- **Consigne 1**: Recopiez le passage de l'article sur le vote populiste situé entre « Racisme, modes de » et « par nombre d’éditorialistes. », bornes comprises, en remplaçant « RN » par « Rassemblement national ».

- **Extrait de l'article**:
= = = = = = =

Comme aux États-Unis, la gauche conforte ses bastions dans les grandes villes, et notamment à Paris, et dans les zones périurbaines où une majorité de la population est issue de l’immigration. Elle stagne ou recule en revanche auprès des ouvriers et des personnes les moins diplômées. Aux États-Unis, le Parti démocrate a perdu les classes populaires et est devenu le parti des urbains et des plus diplômés.
Trump avait déjà élargi sa base électorale en 2020, une tendance qui semble se confirmer en 2024 : le Parti républicain est devenu le parti des personnes non diplômées, et la victoire de Trump en 2024 pourrait bien être due à sa progression dans cet électorat, blanc ou non, une évolution par rapport à 2016 où l’on parlait de son socle « blanc non diplômé ».
Racisme, modes de vie, bollorisation des esprits
Le RN arrive en tête même dans des circonscriptions où ses candidat·es n’ont pas fait campagne, ce qui qualifie autrement l’analyse sur l’ancrage territorial. Ce sont les médias, et plus précisément les chaînes d’information en continu, CNews en tête, qui ont fait campagne pour le RN, ancrant ses thèmes et sa vision du monde dans l’esprit des électeurs et électrices, aidé par nombre d’éditorialistes.
Trump s’est souvent réjoui de la « publicité gratuite » dont il avait bénéficié dans les médias lors de ses campagnes. Ériger la transgression permanente comme gage d’authenticité est doublement bénéfique dans notre ère politico-médiatique : elle flatte les adeptes du « on ne peut plus rien dire », ouvre les vannes du racisme brandi comme contrepied d’un supposé politiquement correct, tout en garantissant une couverture médiatique optimale puisqu’elle est bonne pour l’audience et nourrit les algorithmes.
Aux États-Unis, après la victoire de Trump, la grande question était de savoir si son électorat était motivé par le racisme ou l’économie. Pippa Norris, qui a travaillé sur l’ascension électorale des populismes, parlait du sentiment de « perte de statut » économique et social des personnes ayant voté pour Trump ou le Brexit au Royaume-Uni.
En 2024, les questions se sont affinées, les réponses aussi. En France, Félicien Faury montre dans son ouvrage Des électeurs ordinaires à quel point ces deux marqueurs, culture et économie, sont liés, ce que le RN exprime dans l’argument de « défense du mode de vie français ». Comme Trump et les trumpistes qui défendent un American way of life mythifié et disparu et décrivent le Parti démocrate comme celui « des assistés et des immigrés ».
La prégnance de cette vision montre à quel point les médias Bolloré ont fait campagne pour le RN. Mediapart en parle depuis longtemps, il est impossible de sous-estimer le succès de la stratégie médiatique de Vincent Bolloré depuis une dizaine d’années. La victoire du RN dans ce premier tour est aussi la sienne.

= = = = = = =

- **Consigne 2**: Mettez sous forme de liste JSON de chaînes, à raison d'une chaîne par ligne et en omettant les lignes vides, les lignes des enregistrements comprises entre le début de ceux-ci et la ligne contenant « x-tick-label: 10 — [542, 517, 561, 535] », bornes incluses.

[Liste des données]
= = = = = = =

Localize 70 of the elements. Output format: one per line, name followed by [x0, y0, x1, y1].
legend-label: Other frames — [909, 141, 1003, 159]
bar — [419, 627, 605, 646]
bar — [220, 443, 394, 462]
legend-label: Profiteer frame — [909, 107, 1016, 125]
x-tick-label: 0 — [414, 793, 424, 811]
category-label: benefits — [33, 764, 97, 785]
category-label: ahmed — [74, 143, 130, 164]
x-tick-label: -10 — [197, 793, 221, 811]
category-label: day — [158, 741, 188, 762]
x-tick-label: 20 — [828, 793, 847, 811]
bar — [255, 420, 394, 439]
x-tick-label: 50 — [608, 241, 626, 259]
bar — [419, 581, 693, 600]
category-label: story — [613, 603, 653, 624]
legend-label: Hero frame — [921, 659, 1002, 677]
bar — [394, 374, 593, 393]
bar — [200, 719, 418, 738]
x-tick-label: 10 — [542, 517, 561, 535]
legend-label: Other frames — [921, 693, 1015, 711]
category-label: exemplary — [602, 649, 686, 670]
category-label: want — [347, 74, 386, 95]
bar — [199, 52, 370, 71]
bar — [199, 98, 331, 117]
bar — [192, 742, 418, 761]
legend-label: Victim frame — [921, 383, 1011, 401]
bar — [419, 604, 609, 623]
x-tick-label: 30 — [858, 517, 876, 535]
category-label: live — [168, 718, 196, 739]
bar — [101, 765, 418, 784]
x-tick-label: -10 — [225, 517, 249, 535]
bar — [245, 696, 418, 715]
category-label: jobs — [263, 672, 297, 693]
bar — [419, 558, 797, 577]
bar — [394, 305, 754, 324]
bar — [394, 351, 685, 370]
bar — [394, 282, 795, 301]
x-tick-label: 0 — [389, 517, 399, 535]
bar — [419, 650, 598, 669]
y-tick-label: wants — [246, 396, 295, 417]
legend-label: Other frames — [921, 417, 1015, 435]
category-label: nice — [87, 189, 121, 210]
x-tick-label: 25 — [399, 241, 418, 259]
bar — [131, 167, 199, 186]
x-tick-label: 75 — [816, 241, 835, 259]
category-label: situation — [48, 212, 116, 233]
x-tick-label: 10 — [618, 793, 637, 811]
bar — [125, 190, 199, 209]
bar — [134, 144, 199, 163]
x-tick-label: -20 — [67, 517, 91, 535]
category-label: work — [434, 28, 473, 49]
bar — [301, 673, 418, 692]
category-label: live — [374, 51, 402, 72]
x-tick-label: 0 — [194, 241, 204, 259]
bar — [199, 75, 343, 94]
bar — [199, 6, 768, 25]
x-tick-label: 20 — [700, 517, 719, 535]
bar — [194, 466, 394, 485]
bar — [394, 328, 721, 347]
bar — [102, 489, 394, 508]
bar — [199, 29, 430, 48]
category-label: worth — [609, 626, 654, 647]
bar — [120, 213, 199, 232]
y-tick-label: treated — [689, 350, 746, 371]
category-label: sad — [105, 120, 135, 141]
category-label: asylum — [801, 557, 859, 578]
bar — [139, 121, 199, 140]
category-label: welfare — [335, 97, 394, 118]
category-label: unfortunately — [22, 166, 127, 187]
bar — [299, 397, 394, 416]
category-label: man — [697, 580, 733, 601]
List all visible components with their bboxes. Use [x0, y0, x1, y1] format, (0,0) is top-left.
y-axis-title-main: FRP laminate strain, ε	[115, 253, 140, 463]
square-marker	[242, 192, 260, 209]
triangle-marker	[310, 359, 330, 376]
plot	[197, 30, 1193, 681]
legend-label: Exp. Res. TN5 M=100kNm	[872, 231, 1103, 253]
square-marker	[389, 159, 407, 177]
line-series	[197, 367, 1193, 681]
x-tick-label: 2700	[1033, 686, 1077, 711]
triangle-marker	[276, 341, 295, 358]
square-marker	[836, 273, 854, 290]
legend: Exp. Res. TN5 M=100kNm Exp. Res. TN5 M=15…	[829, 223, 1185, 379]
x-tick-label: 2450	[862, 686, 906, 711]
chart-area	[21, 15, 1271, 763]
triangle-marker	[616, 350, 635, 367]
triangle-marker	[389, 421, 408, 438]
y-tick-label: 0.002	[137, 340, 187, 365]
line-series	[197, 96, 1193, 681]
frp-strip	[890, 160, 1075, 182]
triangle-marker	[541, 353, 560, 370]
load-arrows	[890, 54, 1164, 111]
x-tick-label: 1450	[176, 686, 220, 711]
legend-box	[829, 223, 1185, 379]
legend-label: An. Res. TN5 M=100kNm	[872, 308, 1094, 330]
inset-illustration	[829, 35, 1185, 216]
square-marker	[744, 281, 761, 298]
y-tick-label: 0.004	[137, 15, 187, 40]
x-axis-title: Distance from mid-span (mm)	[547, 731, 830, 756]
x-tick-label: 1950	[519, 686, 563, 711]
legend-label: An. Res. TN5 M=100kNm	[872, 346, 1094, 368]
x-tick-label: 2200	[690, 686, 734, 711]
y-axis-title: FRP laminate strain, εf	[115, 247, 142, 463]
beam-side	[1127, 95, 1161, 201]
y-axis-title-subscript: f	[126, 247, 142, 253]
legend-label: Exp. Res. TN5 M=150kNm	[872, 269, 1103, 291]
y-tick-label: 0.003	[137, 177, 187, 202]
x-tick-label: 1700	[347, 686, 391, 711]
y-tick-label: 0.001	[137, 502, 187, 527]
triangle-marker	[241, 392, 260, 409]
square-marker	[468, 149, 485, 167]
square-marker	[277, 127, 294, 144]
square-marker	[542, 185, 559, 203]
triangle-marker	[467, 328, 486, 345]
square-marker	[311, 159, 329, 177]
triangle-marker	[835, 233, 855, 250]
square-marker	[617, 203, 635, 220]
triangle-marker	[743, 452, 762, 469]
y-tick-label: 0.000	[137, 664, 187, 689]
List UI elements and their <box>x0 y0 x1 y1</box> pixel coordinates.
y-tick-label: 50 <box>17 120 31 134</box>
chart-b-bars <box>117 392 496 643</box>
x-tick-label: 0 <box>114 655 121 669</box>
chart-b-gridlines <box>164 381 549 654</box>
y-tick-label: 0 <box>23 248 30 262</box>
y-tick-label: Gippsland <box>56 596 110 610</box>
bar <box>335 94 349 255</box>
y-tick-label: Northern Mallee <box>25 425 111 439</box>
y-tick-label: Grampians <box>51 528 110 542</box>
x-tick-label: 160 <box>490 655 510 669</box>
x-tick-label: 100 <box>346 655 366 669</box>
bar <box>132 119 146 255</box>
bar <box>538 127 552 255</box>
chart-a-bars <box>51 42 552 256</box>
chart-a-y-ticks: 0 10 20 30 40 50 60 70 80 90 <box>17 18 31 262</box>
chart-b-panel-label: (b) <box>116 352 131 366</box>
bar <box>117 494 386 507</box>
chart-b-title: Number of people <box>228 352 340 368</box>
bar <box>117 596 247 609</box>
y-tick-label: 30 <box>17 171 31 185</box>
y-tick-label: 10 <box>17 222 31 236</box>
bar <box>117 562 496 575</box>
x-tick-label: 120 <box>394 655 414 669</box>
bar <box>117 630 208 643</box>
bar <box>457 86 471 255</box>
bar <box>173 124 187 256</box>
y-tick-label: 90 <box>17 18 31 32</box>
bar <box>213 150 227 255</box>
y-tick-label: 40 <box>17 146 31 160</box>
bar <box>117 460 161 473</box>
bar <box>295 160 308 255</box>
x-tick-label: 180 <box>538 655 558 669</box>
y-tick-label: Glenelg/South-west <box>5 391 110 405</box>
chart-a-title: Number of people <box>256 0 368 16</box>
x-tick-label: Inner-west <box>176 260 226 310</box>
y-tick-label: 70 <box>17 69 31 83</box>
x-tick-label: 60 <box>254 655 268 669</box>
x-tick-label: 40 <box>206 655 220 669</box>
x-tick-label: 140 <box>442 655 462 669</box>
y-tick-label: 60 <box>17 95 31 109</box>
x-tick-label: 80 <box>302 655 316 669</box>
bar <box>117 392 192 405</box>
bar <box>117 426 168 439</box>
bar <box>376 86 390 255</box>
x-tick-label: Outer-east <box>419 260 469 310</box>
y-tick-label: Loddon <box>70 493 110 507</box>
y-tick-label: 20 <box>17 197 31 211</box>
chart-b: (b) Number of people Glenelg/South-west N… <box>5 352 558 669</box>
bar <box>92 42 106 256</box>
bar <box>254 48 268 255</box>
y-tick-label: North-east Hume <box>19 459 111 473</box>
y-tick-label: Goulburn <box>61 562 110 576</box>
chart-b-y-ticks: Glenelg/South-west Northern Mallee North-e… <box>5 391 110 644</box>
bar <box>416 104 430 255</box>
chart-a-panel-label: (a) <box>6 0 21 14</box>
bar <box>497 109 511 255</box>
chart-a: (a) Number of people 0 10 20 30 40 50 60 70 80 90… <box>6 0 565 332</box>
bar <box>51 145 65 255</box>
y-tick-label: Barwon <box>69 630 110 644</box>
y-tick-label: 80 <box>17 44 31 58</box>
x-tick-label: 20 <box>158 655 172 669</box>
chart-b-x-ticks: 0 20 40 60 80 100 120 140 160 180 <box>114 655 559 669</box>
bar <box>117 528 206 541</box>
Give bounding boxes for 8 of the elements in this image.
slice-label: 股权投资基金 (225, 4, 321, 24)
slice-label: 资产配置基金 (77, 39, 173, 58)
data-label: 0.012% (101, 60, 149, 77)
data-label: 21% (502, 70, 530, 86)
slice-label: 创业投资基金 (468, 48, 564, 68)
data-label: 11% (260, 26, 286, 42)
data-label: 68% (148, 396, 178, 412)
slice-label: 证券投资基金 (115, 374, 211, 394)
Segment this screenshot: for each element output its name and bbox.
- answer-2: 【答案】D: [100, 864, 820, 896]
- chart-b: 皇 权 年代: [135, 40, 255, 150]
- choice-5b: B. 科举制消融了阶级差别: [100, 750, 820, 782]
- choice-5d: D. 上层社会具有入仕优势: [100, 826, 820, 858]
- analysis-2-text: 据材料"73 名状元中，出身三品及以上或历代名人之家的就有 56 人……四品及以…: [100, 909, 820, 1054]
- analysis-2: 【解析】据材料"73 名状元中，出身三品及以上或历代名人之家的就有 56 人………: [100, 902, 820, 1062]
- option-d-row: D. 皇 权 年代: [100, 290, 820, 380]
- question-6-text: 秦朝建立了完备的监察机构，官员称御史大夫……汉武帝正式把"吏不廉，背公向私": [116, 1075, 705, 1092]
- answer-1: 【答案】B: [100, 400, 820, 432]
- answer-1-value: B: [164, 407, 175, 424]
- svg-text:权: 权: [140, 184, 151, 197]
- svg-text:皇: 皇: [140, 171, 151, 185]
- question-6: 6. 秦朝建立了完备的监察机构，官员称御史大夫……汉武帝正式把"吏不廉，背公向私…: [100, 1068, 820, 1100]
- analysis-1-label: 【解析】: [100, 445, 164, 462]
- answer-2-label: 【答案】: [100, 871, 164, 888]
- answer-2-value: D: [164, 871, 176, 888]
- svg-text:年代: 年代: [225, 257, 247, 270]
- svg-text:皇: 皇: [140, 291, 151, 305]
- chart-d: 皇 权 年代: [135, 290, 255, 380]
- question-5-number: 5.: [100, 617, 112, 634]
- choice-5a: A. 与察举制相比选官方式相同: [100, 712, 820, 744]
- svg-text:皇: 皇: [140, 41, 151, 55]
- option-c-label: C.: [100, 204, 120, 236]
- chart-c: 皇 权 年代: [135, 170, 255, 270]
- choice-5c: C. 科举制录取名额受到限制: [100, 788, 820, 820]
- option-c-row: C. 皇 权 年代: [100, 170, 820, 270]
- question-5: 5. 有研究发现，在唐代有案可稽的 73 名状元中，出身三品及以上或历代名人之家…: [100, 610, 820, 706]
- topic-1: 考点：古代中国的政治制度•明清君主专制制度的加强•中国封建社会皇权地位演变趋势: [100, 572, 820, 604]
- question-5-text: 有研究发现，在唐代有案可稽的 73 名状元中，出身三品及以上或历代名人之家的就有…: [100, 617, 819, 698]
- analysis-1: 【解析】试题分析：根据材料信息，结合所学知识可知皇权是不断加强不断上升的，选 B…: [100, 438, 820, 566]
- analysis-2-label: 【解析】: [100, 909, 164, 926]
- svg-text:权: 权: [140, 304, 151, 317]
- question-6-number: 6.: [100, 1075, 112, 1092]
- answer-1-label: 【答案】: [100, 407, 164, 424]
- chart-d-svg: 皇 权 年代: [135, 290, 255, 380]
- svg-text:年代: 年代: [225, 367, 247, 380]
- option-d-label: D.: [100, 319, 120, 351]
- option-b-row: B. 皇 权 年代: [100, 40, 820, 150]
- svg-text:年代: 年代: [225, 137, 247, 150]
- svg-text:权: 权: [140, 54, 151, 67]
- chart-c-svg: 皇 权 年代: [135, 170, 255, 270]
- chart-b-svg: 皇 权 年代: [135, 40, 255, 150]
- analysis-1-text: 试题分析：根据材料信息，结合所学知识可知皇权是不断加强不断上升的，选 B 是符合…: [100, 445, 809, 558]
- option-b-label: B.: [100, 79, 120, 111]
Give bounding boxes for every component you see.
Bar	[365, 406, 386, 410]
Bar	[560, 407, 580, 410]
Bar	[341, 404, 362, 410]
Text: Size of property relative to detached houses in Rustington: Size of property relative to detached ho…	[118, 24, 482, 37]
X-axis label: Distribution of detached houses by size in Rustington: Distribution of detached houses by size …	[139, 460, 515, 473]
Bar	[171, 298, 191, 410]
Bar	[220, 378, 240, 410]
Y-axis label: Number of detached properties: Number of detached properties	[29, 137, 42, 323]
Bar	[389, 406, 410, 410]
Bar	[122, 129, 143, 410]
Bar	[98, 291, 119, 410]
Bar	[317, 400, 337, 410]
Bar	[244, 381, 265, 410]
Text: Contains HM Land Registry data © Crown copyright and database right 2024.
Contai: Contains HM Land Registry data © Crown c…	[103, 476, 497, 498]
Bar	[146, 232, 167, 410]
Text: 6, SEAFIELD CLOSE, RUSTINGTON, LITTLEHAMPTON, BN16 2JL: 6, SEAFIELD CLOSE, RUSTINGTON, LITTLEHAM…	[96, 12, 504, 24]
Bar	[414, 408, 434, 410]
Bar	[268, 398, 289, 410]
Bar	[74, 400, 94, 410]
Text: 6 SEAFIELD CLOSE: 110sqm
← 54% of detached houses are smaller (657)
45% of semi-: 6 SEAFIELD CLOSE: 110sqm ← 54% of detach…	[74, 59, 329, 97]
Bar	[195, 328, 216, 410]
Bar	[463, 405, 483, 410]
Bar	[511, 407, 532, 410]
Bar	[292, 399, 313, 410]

= = = = = = =

- **Corrigé 1**:
Racisme, modes de vie, bollorisation des esprits
Le Rassemblement national arrive en tête même dans des circonscriptions où ses candidat·es n’ont pas fait campagne, ce qui qualifie autrement l’analyse sur l’ancrage territorial. Ce sont les médias, et plus précisément les chaînes d’information en continu, CNews en tête, qui ont fait campagne pour le Rassemblement national, ancrant ses thèmes et sa vision du monde dans l’esprit des électeurs et électrices, aidé par nombre d’éditorialistes.

- **Corrigé 2**:
[
  "Localize 70 of the elements. Output format: one per line, name followed by [x0, y0, x1, y1].",
  "legend-label: Other frames — [909, 141, 1003, 159]",
  "bar — [419, 627, 605, 646]",
  "bar — [220, 443, 394, 462]",
  "legend-label: Profiteer frame — [909, 107, 1016, 125]",
  "x-tick-label: 0 — [414, 793, 424, 811]",
  "category-label: benefits — [33, 764, 97, 785]",
  "category-label: ahmed — [74, 143, 130, 164]",
  "x-tick-label: -10 — [197, 793, 221, 811]",
  "category-label: day — [158, 741, 188, 762]",
  "x-tick-label: 20 — [828, 793, 847, 811]",
  "bar — [255, 420, 394, 439]",
  "x-tick-label: 50 — [608, 241, 626, 259]",
  "bar — [419, 581, 693, 600]",
  "category-label: story — [613, 603, 653, 624]",
  "legend-label: Hero frame — [921, 659, 1002, 677]",
  "bar — [394, 374, 593, 393]",
  "bar — [200, 719, 418, 738]",
  "x-tick-label: 10 — [542, 517, 561, 535]"
]